┌─ RECORDS FOR THE EXERCISE

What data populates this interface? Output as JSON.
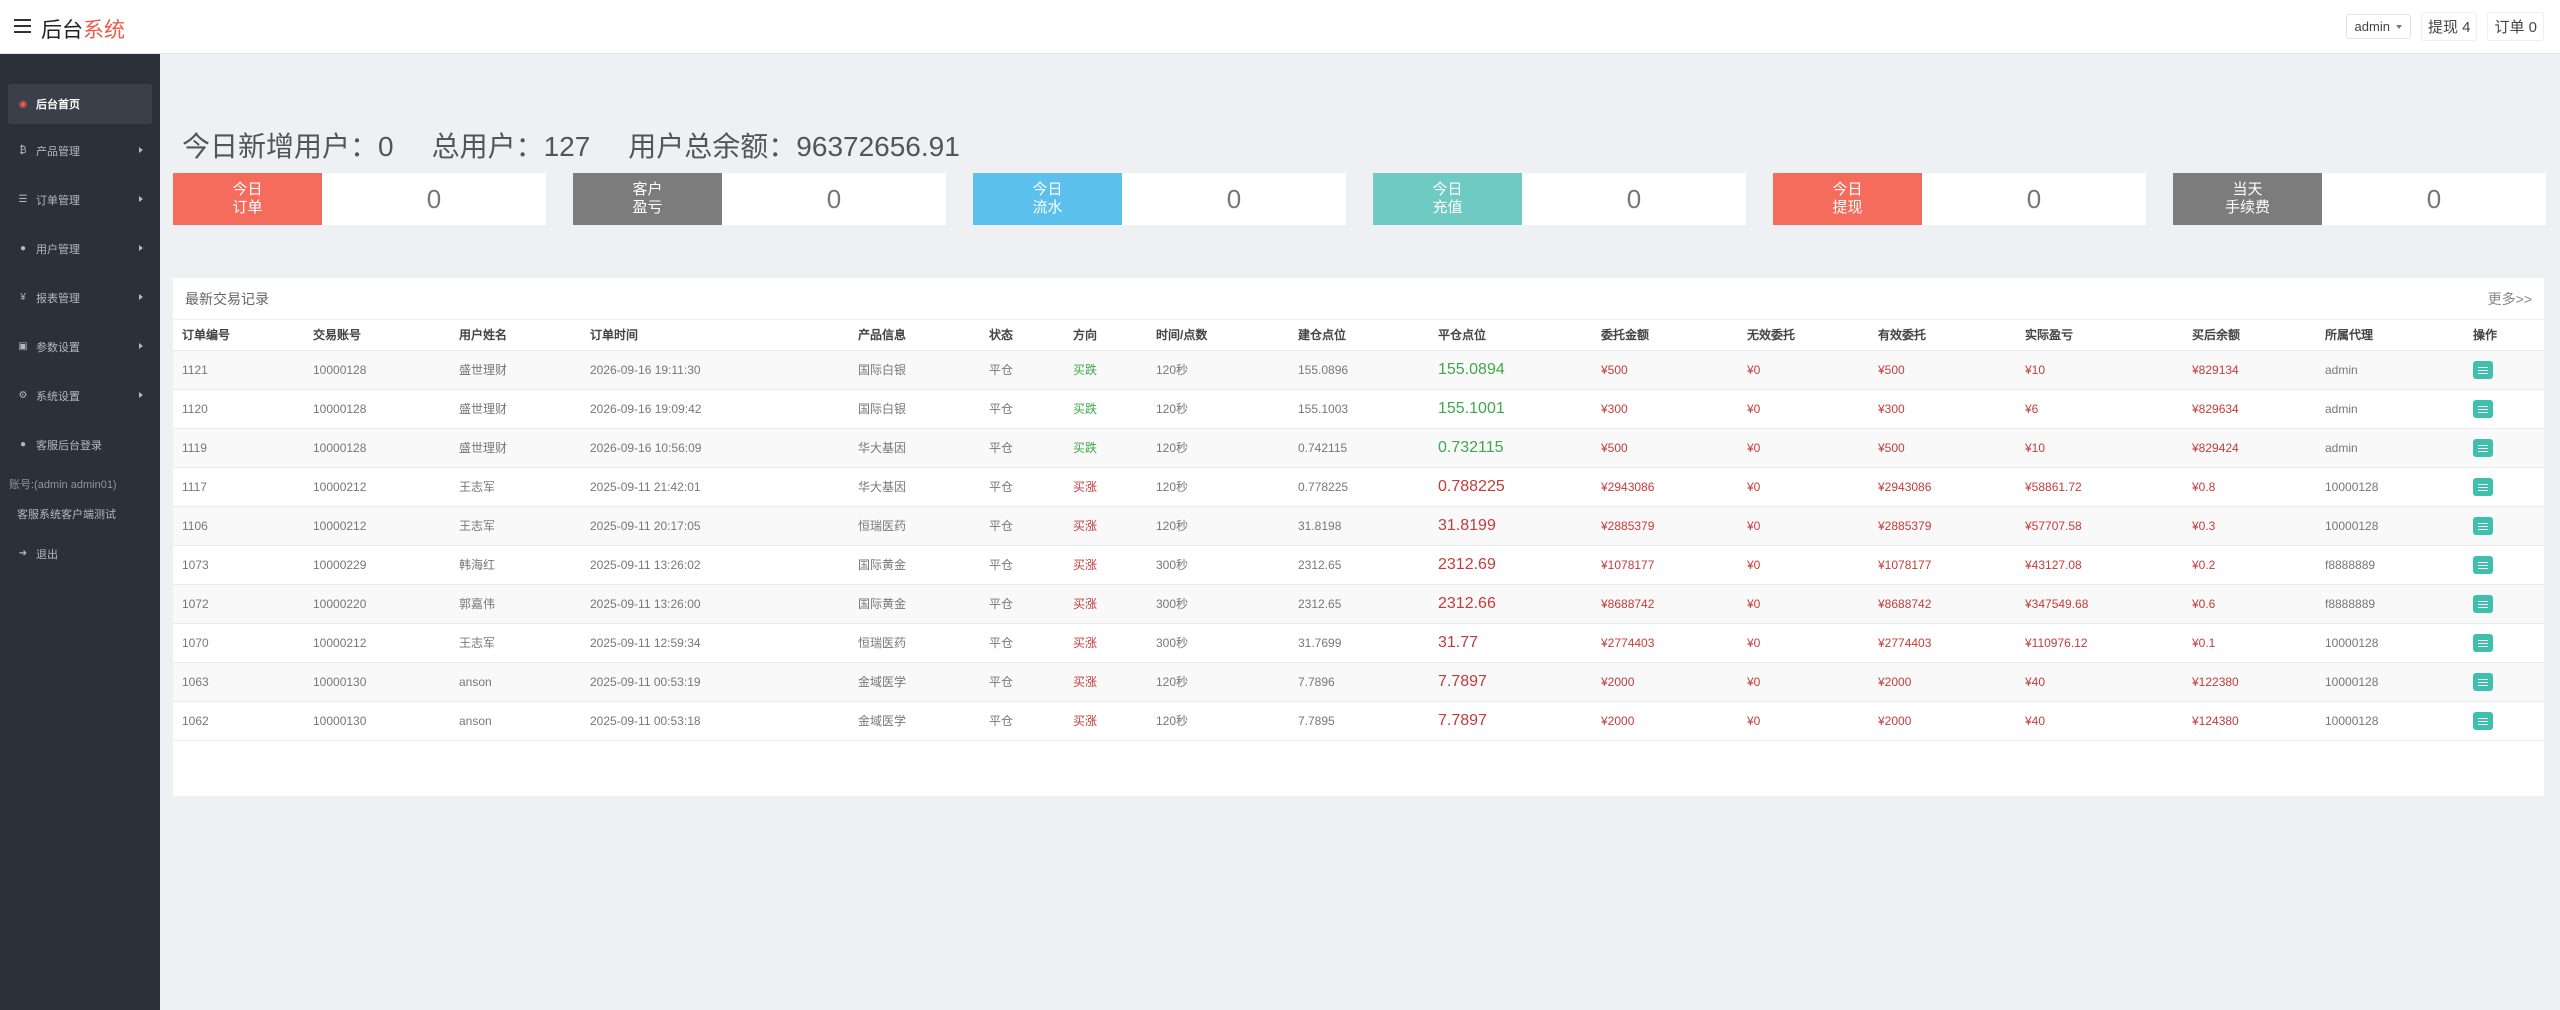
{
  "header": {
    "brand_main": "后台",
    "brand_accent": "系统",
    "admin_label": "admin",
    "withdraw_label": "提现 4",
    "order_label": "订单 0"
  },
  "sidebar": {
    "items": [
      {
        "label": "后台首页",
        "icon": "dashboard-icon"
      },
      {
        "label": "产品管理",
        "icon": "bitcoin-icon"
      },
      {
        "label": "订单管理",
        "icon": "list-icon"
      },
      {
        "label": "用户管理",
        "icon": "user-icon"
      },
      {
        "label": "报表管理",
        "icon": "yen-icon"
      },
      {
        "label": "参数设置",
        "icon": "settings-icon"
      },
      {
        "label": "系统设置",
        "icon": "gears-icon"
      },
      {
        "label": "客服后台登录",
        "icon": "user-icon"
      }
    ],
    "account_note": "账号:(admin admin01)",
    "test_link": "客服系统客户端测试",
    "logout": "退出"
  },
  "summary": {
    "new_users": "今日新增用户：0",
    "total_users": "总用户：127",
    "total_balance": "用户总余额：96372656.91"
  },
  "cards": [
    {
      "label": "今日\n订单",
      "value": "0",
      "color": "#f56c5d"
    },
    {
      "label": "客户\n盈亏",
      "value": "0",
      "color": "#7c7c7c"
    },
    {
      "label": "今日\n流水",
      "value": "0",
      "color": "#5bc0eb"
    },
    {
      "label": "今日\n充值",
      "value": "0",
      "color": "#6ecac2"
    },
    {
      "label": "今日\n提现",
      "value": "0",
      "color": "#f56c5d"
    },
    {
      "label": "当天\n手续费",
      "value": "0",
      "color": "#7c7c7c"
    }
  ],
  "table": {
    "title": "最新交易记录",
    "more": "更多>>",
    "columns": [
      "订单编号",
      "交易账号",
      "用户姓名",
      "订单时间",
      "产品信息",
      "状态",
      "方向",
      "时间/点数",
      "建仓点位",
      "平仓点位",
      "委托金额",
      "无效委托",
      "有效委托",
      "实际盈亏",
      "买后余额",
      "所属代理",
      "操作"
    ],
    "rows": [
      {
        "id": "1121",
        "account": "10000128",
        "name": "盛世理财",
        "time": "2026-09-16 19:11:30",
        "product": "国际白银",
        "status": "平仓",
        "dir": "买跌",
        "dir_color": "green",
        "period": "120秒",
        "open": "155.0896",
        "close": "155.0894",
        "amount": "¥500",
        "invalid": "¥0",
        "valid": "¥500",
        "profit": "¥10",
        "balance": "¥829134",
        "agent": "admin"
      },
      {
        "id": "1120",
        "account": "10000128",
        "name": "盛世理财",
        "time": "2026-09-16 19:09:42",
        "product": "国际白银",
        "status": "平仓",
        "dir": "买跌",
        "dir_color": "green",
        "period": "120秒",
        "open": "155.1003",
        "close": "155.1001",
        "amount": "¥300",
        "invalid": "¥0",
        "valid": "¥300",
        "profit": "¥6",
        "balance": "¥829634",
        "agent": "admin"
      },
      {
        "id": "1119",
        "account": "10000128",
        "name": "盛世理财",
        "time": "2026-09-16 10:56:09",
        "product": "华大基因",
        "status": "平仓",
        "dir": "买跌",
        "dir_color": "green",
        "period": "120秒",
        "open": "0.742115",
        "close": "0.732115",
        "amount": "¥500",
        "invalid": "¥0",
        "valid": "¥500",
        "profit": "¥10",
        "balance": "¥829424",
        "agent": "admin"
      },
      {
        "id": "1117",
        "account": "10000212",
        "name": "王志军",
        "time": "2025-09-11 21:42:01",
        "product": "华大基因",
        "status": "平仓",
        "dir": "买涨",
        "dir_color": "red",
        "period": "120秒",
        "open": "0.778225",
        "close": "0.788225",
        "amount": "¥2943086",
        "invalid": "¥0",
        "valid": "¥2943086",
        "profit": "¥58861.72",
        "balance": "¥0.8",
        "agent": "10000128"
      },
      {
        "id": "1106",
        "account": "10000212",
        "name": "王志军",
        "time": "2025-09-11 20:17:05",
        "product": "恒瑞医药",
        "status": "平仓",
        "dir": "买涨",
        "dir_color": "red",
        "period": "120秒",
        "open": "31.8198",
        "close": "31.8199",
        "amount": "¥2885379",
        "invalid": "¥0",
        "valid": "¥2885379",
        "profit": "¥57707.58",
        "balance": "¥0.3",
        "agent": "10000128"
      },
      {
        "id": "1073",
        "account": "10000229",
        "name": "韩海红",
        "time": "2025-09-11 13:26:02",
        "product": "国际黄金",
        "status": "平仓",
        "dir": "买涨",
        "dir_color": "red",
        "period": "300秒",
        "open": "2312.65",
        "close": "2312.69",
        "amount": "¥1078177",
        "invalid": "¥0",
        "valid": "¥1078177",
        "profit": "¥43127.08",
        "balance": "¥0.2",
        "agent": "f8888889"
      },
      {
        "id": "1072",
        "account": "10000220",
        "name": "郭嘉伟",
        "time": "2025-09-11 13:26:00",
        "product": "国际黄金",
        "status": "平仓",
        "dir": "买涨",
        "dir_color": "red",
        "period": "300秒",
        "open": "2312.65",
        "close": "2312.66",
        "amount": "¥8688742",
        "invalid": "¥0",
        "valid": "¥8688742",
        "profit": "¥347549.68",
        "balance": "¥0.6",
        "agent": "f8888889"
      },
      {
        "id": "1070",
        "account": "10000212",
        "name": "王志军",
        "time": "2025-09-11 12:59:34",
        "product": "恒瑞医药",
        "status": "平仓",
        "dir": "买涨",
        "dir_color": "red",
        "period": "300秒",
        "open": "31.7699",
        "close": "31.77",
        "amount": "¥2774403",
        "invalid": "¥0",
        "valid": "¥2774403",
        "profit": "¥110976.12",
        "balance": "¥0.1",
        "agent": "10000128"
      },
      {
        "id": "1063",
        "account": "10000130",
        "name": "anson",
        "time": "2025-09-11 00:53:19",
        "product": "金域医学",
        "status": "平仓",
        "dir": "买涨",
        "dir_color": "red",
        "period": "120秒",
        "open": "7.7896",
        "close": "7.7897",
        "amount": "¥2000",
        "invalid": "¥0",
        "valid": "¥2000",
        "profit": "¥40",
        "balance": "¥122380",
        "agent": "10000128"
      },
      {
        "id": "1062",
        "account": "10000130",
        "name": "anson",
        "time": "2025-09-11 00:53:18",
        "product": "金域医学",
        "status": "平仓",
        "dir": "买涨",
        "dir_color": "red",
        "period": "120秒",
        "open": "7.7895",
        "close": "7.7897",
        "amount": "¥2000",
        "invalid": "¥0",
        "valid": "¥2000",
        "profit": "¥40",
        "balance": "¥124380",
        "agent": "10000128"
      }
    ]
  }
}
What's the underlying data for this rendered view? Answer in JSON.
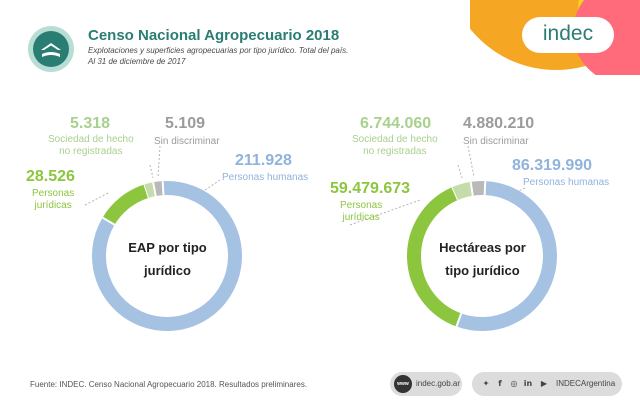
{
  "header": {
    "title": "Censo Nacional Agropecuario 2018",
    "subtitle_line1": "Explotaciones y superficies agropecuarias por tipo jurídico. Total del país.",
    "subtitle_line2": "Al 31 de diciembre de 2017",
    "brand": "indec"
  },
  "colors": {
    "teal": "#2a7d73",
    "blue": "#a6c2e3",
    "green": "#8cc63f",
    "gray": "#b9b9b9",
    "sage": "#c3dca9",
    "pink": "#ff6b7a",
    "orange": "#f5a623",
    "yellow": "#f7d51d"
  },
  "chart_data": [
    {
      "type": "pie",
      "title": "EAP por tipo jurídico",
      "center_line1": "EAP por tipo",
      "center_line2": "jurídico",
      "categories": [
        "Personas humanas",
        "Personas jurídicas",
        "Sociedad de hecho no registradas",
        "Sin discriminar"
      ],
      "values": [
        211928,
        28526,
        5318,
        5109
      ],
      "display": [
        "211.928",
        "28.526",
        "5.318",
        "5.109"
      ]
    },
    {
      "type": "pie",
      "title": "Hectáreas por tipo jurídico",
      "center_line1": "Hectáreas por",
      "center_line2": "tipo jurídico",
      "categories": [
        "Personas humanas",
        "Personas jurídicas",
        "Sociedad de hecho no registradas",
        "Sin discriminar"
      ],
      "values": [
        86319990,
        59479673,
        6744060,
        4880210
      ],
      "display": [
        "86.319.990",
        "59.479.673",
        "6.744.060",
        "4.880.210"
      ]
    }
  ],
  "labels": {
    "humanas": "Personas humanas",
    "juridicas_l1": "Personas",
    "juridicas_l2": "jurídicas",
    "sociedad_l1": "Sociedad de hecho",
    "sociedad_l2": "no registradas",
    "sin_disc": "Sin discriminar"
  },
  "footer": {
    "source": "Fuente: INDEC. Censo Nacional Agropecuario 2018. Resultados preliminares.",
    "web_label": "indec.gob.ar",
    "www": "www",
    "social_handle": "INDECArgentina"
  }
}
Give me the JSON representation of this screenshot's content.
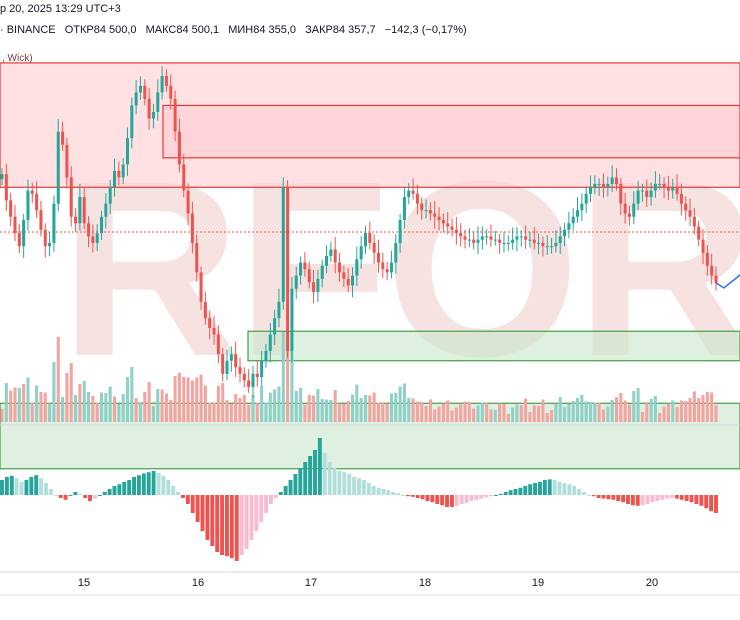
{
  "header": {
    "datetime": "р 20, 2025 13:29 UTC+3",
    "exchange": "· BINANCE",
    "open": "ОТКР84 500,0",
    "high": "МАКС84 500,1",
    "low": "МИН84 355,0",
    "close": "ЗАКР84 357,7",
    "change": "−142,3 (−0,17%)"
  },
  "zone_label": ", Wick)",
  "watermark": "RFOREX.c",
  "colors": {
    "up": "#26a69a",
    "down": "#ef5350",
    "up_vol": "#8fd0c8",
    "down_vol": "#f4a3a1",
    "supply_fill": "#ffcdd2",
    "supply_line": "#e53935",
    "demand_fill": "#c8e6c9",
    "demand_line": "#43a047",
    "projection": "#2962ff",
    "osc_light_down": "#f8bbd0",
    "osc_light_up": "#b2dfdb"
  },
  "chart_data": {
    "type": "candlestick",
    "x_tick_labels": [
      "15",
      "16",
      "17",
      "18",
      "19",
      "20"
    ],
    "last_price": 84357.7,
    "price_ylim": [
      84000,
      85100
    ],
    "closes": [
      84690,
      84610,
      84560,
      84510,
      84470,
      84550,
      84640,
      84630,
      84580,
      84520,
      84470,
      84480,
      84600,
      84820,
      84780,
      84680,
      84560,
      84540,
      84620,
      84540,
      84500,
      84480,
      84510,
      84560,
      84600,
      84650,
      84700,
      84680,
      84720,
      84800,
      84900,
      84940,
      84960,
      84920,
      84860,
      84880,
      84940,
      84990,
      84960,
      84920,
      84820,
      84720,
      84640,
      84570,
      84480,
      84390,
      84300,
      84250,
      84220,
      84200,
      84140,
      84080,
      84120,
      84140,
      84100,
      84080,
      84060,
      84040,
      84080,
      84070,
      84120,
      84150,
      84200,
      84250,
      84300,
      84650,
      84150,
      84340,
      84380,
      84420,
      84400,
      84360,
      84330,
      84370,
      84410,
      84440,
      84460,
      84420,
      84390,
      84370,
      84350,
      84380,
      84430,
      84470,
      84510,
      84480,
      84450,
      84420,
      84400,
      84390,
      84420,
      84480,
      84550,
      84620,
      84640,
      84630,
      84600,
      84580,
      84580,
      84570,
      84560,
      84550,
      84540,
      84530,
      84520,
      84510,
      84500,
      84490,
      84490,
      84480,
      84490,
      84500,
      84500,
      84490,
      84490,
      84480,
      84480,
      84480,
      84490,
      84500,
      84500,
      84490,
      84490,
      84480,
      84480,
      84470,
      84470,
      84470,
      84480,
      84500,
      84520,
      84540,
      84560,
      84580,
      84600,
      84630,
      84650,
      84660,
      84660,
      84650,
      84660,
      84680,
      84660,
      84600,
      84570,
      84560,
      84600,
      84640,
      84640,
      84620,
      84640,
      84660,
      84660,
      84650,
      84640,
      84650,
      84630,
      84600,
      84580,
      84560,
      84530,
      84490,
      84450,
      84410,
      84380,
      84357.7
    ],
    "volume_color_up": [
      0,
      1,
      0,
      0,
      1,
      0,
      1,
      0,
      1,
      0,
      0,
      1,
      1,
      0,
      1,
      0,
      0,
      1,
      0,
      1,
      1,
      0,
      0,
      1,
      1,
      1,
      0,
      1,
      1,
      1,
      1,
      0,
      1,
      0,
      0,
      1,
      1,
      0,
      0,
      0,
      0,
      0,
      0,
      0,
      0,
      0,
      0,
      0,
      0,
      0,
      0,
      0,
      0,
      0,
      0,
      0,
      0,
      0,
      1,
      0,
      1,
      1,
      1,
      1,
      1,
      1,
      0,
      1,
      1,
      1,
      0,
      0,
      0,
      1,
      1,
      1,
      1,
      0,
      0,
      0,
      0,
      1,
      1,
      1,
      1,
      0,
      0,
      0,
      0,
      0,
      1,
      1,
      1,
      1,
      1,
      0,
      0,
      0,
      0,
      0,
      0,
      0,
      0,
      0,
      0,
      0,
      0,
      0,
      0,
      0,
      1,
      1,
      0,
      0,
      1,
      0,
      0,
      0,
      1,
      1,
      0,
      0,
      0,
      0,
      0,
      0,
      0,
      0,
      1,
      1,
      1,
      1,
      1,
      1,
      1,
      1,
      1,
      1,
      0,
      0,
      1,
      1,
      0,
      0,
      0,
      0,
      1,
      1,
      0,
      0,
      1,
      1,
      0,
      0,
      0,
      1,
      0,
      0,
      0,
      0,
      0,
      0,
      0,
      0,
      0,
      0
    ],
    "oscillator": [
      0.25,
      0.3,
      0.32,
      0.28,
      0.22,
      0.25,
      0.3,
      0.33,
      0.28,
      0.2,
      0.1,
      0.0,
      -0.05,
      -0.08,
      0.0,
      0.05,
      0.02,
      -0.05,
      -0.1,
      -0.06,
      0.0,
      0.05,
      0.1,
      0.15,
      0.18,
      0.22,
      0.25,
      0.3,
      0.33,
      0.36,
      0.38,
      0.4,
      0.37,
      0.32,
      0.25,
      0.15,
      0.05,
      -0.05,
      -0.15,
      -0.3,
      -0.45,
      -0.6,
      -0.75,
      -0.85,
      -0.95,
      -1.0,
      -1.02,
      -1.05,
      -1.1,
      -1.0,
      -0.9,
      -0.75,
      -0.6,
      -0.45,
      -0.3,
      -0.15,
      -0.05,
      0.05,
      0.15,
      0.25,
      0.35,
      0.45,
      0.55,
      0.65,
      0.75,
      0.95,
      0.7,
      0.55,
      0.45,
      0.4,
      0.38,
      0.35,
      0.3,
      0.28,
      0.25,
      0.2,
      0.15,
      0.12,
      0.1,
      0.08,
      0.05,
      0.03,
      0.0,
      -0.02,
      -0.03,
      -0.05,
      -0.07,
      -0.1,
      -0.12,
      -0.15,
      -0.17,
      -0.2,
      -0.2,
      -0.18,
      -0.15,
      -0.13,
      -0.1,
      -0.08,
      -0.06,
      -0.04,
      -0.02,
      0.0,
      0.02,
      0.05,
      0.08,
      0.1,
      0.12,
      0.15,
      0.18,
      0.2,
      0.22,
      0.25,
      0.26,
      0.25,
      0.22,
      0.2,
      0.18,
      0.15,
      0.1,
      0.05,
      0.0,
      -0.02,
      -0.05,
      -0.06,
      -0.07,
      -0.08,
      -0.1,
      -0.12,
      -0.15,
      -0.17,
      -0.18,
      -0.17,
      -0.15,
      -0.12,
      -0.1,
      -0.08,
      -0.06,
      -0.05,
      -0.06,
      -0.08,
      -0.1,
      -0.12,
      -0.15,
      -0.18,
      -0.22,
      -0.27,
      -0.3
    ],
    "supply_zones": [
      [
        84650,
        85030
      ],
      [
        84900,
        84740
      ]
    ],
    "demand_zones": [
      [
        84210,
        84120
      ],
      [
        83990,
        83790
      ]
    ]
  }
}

└─

From the data above, copy out every line with the string "Hectáreas" in it.

→ RESPONSE TO THE EXERCISE:
      "title": "Hectáreas por tipo jurídico",
      "center_line1": "Hectáreas por",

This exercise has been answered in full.